**The request**
Your task is to extract every entry that follows word for word while excluding the pictures.

(Data entries)
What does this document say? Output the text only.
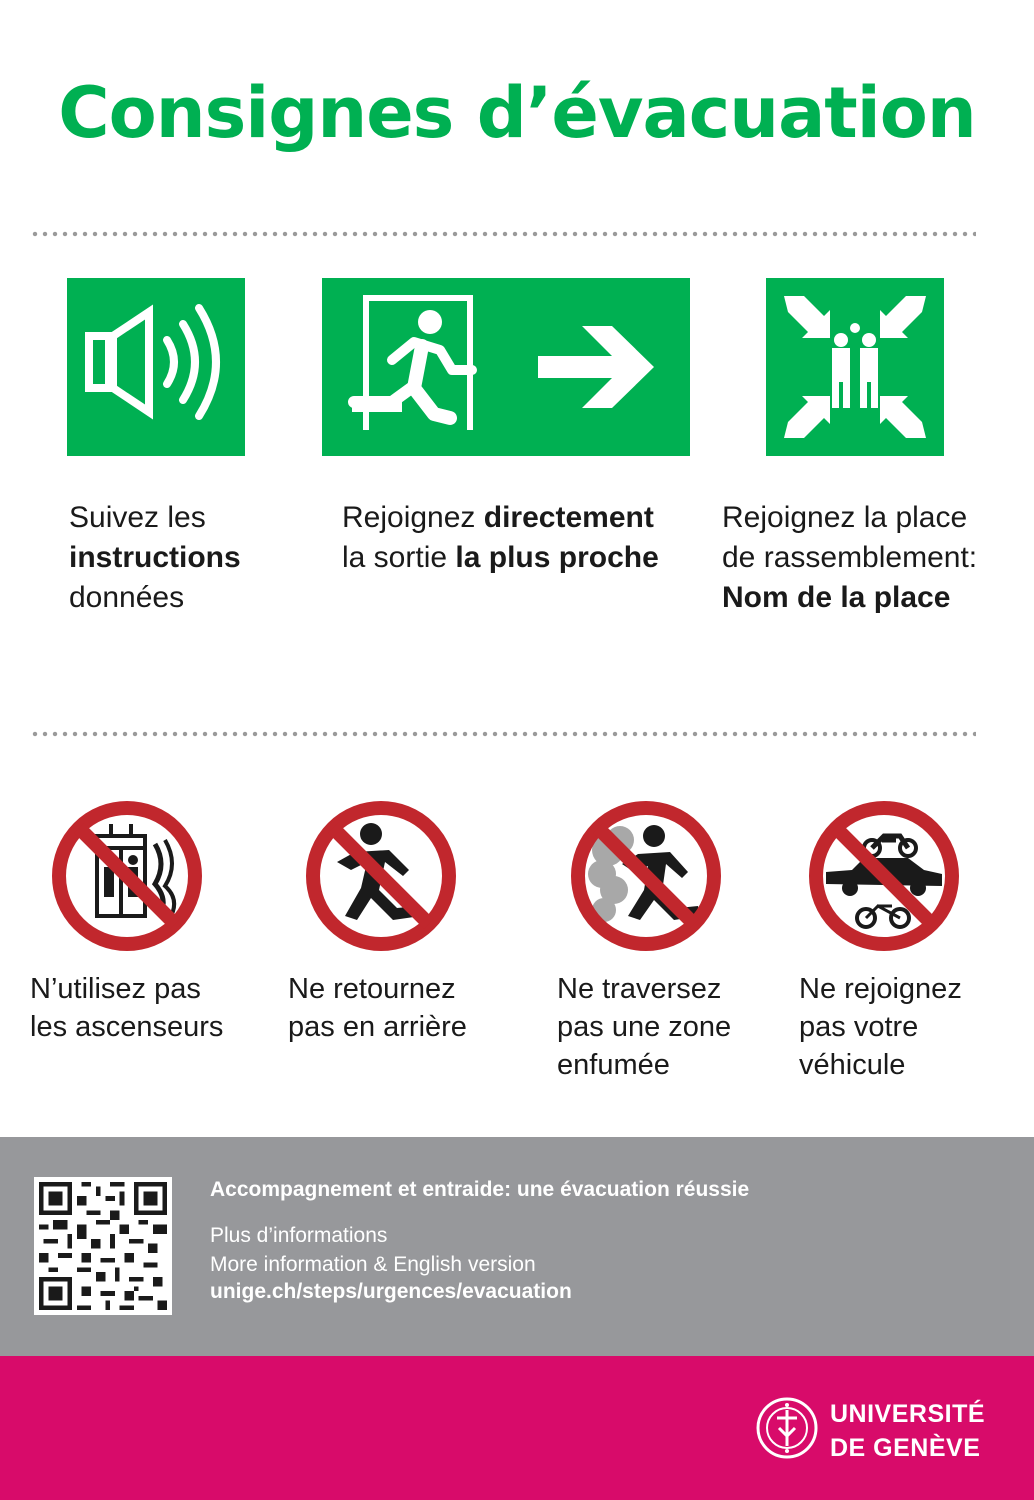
Consignes d’évacuation
Suivez les
instructions
données
Rejoignez directement
la sortie la plus proche
Rejoignez la place de rassemblement:
Nom de la place
N’utilisez pas
les ascenseurs
Ne retournez
pas en arrière
Ne traversez
pas une zone
enfumée
Ne rejoignez
pas votre
véhicule
Accompagnement et entraide: une évacuation réussie
Plus d’informations
More information & English version
unige.ch/steps/urgences/evacuation
UNIVERSITÉ
DE GENÈVE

**Finished answer**
What does this document say? Output the text only.
Consignes d’évacuation
Suivez les
instructions
données
Rejoignez directement
la sortie la plus proche
Rejoignez la place de rassemblement:
Nom de la place
N’utilisez pas
les ascenseurs
Ne retournez
pas en arrière
Ne traversez
pas une zone
enfumée
Ne rejoignez
pas votre
véhicule
Accompagnement et entraide: une évacuation réussie
Plus d’informations
More information & English version
unige.ch/steps/urgences/evacuation
UNIVERSITÉ
DE GENÈVE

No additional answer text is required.